Exercise description: Using the material that follows, identify and copy each line with the string "corr".

>> Start Task inputs

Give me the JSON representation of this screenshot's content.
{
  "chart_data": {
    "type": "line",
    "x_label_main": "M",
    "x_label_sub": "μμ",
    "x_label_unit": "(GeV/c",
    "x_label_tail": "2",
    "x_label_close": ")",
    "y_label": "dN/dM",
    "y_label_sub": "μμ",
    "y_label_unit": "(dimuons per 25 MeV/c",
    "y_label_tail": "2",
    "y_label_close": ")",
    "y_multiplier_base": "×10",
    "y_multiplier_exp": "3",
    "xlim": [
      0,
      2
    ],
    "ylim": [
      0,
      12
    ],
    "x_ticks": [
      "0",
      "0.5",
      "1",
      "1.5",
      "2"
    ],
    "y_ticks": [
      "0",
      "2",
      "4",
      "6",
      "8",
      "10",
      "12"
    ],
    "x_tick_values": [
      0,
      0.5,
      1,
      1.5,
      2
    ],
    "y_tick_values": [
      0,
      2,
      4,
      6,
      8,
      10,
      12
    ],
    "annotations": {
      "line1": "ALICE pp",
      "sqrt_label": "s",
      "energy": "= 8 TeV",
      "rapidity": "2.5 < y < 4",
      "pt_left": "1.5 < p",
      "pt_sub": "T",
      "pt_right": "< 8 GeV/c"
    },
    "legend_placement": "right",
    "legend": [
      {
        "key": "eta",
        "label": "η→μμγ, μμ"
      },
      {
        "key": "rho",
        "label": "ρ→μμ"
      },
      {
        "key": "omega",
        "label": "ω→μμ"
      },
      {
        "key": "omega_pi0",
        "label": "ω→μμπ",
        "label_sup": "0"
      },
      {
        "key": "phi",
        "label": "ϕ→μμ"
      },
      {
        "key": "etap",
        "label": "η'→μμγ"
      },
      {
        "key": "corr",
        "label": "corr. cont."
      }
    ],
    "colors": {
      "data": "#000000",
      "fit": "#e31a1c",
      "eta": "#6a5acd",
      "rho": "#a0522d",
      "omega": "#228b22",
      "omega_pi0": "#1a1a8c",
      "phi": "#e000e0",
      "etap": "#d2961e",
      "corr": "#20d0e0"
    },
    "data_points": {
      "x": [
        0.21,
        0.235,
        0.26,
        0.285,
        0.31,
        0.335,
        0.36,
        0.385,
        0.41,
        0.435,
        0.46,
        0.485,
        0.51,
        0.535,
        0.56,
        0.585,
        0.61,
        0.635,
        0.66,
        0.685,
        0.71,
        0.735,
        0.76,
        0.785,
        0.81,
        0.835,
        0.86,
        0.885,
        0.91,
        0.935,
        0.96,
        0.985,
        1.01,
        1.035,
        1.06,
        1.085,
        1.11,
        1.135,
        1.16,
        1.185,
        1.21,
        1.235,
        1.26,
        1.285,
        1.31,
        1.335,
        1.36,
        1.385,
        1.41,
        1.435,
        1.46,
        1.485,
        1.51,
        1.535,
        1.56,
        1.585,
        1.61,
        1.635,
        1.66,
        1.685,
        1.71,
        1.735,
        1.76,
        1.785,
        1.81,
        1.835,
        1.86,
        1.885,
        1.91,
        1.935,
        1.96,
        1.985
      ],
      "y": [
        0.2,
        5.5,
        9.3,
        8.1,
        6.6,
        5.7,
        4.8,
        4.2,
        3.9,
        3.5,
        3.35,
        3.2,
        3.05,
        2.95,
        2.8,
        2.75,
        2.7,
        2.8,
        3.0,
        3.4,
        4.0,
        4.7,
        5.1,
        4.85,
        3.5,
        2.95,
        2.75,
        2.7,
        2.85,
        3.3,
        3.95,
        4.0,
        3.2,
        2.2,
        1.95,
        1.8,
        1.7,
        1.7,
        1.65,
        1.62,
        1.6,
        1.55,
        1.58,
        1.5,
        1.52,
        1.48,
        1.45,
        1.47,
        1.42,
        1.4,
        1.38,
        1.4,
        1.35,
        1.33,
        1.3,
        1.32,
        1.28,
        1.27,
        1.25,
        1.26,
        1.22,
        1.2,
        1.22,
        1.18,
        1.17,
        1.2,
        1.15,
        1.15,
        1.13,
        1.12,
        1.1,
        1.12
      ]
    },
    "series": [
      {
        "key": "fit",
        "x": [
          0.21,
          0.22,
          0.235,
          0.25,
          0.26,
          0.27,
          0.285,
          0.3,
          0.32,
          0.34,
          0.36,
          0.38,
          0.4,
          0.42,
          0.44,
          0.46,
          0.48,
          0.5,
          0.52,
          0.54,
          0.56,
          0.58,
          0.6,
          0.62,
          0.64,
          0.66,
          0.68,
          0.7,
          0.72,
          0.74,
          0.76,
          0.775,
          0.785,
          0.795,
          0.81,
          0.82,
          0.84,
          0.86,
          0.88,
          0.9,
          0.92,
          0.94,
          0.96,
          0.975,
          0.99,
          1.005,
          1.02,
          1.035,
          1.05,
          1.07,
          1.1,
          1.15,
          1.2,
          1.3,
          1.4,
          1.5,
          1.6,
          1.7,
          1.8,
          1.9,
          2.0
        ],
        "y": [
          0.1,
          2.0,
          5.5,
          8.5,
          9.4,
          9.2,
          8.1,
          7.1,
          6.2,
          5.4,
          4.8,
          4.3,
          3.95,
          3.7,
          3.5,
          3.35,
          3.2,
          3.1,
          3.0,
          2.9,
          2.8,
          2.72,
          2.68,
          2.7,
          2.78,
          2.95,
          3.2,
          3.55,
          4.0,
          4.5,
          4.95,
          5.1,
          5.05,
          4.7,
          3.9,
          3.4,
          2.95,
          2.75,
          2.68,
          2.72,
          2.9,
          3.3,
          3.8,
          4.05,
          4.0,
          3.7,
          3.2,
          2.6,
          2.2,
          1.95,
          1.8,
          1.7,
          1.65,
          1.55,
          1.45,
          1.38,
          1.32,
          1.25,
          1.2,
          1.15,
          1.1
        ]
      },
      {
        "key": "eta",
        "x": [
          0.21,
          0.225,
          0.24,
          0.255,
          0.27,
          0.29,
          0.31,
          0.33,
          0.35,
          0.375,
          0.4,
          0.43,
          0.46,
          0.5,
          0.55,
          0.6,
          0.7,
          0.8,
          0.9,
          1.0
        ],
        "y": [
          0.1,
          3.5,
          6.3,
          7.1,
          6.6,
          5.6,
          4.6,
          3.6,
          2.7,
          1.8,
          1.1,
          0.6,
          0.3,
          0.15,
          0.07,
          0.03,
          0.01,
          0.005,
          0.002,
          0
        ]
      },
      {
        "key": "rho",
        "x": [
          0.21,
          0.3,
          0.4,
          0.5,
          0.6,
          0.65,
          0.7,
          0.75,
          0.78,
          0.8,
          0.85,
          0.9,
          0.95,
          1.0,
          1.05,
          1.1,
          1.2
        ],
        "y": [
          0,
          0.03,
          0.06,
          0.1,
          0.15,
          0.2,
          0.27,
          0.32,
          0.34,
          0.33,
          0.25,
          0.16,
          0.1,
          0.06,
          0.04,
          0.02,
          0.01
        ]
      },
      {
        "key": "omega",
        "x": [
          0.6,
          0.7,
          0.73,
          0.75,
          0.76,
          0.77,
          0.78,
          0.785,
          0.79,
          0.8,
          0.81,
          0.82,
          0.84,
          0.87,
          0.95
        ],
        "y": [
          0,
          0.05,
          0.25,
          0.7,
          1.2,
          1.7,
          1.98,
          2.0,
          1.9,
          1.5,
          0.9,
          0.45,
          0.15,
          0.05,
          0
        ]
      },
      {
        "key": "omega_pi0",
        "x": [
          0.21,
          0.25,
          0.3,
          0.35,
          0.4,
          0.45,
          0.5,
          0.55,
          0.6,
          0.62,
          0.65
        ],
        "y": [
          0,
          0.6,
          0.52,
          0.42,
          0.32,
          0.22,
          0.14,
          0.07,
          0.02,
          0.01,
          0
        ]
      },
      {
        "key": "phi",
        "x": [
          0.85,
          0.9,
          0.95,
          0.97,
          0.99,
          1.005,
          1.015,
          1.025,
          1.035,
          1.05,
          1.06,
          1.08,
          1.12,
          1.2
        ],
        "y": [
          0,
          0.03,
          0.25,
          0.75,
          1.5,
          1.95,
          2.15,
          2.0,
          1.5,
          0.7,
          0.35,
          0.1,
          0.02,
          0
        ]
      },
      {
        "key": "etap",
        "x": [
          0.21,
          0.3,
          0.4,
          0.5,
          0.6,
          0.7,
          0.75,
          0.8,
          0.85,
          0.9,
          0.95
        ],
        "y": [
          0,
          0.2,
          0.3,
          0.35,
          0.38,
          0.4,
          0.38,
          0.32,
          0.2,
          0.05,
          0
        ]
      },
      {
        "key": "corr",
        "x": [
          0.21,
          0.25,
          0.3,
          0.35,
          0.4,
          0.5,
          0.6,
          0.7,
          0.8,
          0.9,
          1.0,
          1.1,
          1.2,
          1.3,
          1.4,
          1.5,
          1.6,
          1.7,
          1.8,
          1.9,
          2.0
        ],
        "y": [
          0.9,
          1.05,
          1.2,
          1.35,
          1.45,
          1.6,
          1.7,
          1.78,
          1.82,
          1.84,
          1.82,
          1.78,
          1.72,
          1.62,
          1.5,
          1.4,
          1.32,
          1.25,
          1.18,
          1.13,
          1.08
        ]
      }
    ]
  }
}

>> End Task inputs

Exercise solution:
        "key": "corr",
        "label": "corr. cont."
      "corr": "#20d0e0"
        "key": "corr",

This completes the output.